■ Tasks and exercises ■
1. Quote everything in the court opinion excerpt from "(4) when the" down to "L.Ed.2d 454] (1960)).".
2. List every case name cited in the court opinion excerpt.

At one point Pressman's added an additional ground for requesting the agreement: that it might contain some provision dealing with the terms and conditions of employment while the Company owned the Dedham facility, a contention also rejected by the Company on grounds similar to those previously stated. In the meantime, various proposals were made regarding the effect of the sale on the employees. The Company proposed the payment of four week's severance pay to the pressmen, to which their union consented. Despite its position on the sales agreement issue, the Company indicated its willingness to continue to meet "to negotiate concerning the effects of the sale."


The sale was consummated on May 2, 1987, and Harte-Hanks proceeded to close the Dedham facility and terminate all the employees.

The Board's action


Eventually both unions filed unfair labor practice charges against the Company alleging violation of Section 8(a)(1) and (5) of the Act3 by reason, principally, of the Company's refusal to furnish a copy of the sales agreement to Pressman's and BTU. After investigation, the regional director of the Board issued a complaint against the Company on these grounds. An administrative law judge (ALJ) heard the evidence and concluded that the Company had committed the alleged violations, ruling that the unions had shown that the sales agreement was relevant to the performance of their responsibilities as collective bargaining representatives of the pressmen and the composing room employees. The Board affirmed the ALJ and ordered the Company to produce upon request the copies of the sales agreement, and to resume bargaining over the effects of the sale and reduce to writing and sign any agreements resulting from such bargaining.

The standard of review


"[O]n an issue that implicates its expertise in labor relations, a reasonable construction [of the Act] by the Board is entitled to considerable deference." N.L.R.B. v. City Disposal Systems, Inc., 465 U.S. 822, 829, 104 S.Ct. 1505, 1510, 79 L.Ed.2d 839 (1984). See also N.L.R.B. v. Hearst Publications, 322 U.S. 111, 64 S.Ct. 851, 88 L.Ed. 1170 (1944); El Gran Combo de Puerto Rico v. N.L.R.B., 853 F.2d 996, 1001 (1st Cir.1988). "Of course, the judgment of the Board is subject to judicial review; but if its construction of the statute is reasonably defensible, it should not be rejected merely because the courts might prefer another view of the statute." Ford Motor Co. v. N.L.R.B., 441 U.S. 488, 497, 99 S.Ct. 1842, 1849, 60 L.Ed.2d 420 (1979).


The courts have refused to enforce orders of the Board as having no reasonable basis in the Act:


(1) when the Board fails to apply the proper legal standard (Allied Chemical & Alkali Workers v. Pittsburgh Plate Glass Co., 404 U.S. 157, 166, 92 S.Ct. 383, 390, 30 L.Ed.2d 341] (1971)), or


(2) if the Board applies the correct standard but does not give the plain language of the standard its ordinary meaning (id. at 166-68 [92 S.Ct. at 390-39], or


(3) where the Board's interpretation is "fundamentally inconsistent with the structure of the Act" and constitutes an attempt to usurp "major policy decisions properly made by Congress" (American Ship Building Co. v. N.L.R.B., 380 U.S. 300, 318 [85 S.Ct. 955, 967, 13 L.Ed.2d 855] (1965)), or


(4) when the Board's action constitutes movement "into a new area of regulation which Congress ha[s] not committed to it" (N.L.R.B. v. Insurance Agents, 361 U.S. 477, 499 [80 S.Ct. 419, 433, 4 L.Ed.2d 454] (1960)).

■ Dataset content ■
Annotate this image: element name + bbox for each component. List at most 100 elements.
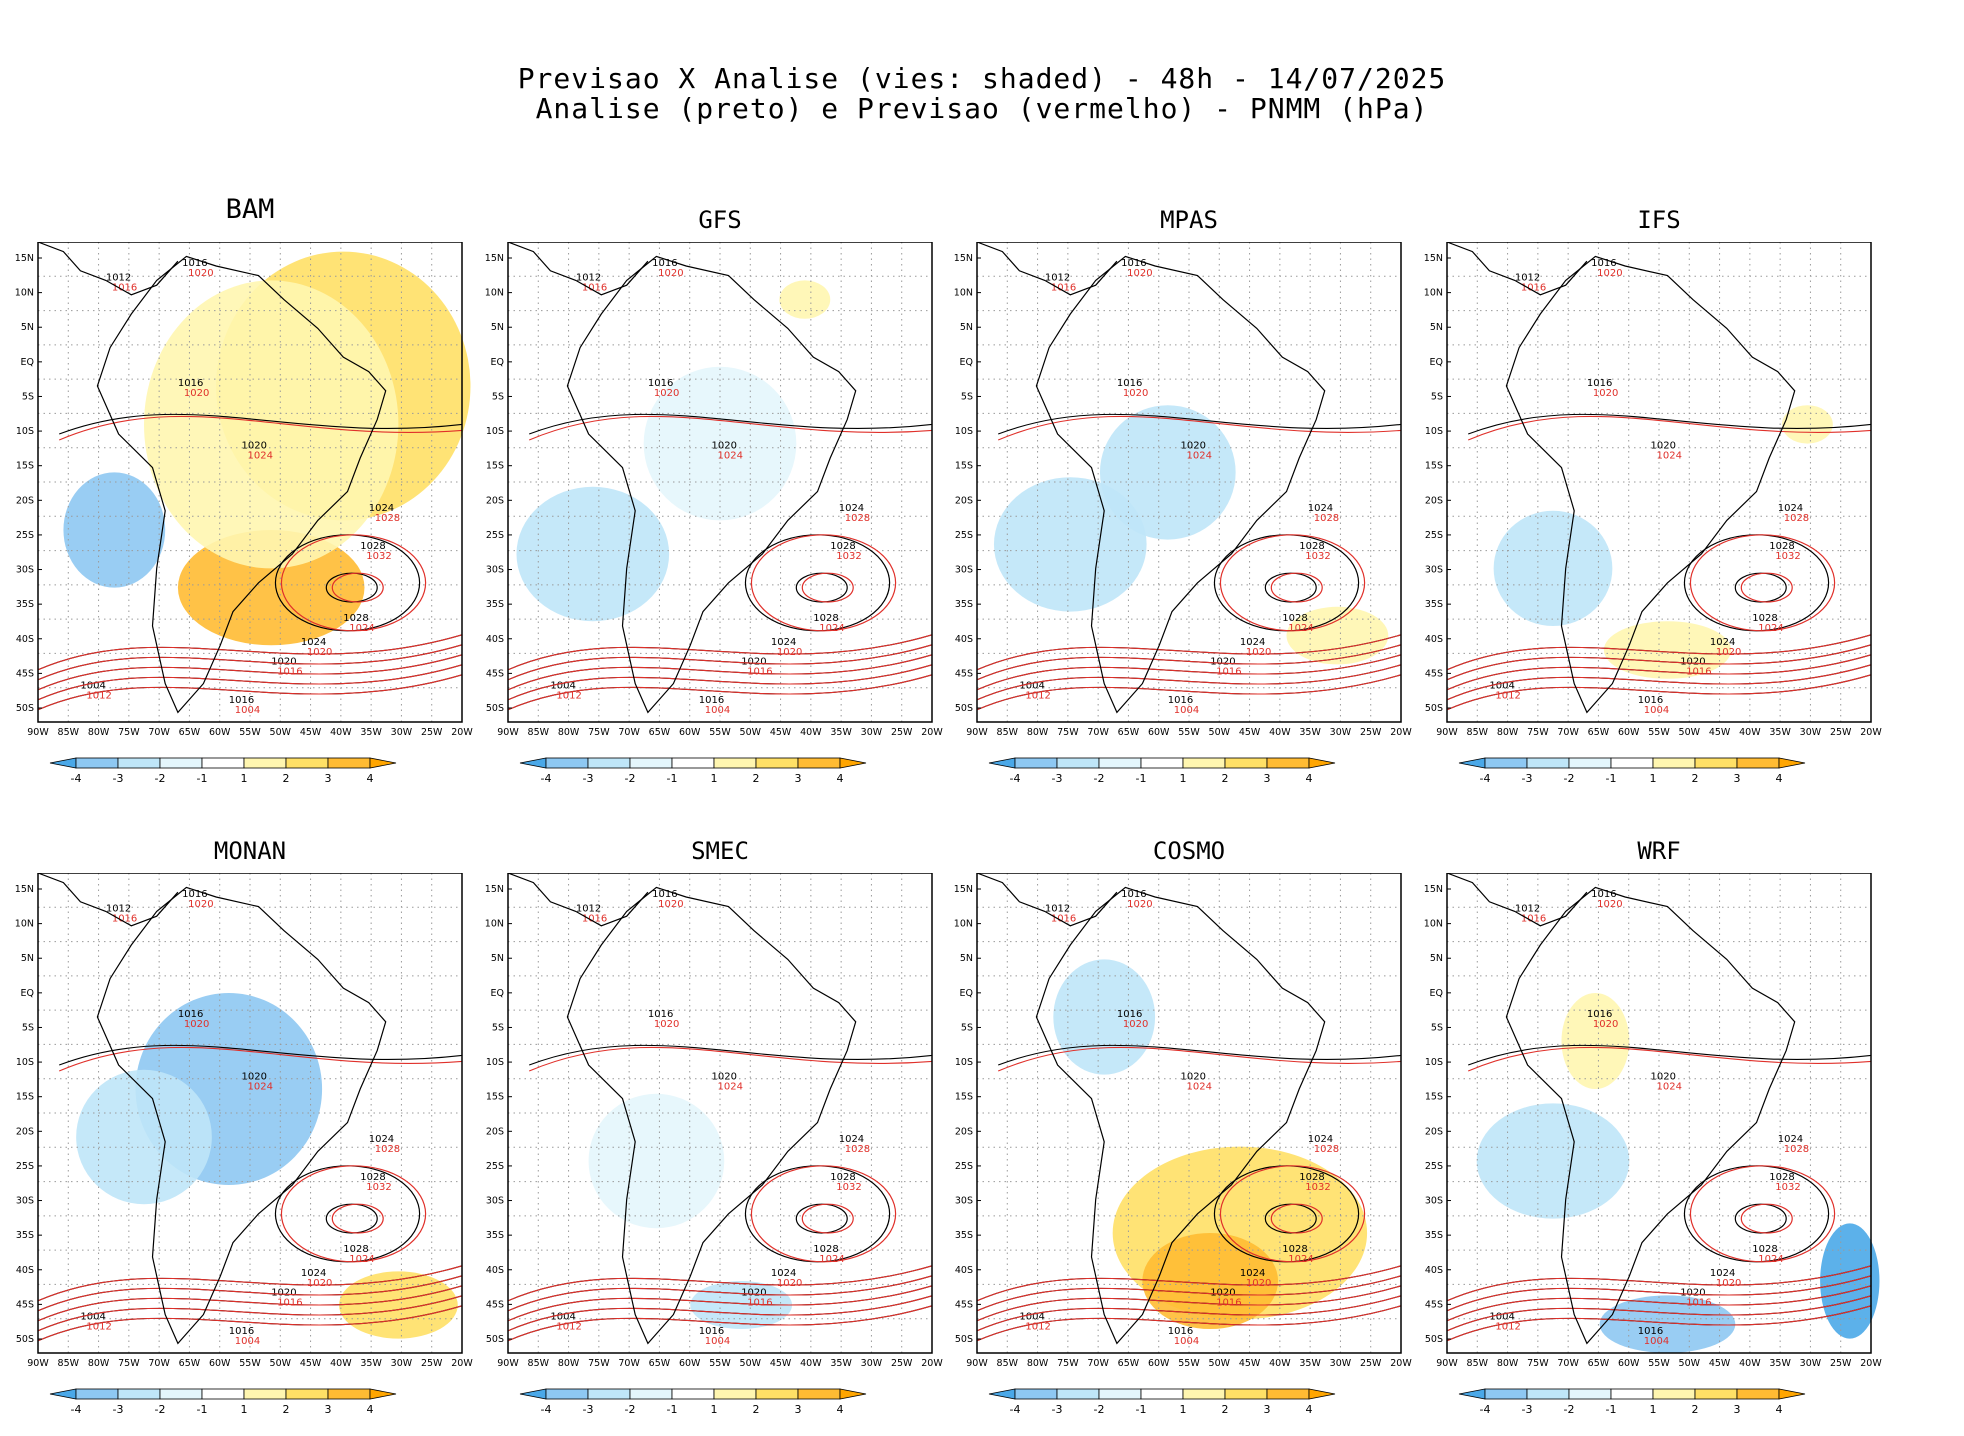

■ Answers for this exercise ■
1.
(4) when the Board's action constitutes movement "into a new area of regulation which Congress ha[s] not committed to it" (N.L.R.B. v. Insurance Agents, 361 U.S. 477, 499 [80 S.Ct. 419, 433, 4 L.Ed.2d 454] (1960)).

2.
- N.L.R.B. v. City Disposal Systems, Inc.
- N.L.R.B. v. Hearst Publications
- El Gran Combo de Puerto Rico v. N.L.R.B.
- Ford Motor Co. v. N.L.R.B.
- Allied Chemical & Alkali Workers v. Pittsburgh Plate Glass Co.
- American Ship Building Co. v. N.L.R.B.
- N.L.R.B. v. Insurance Agents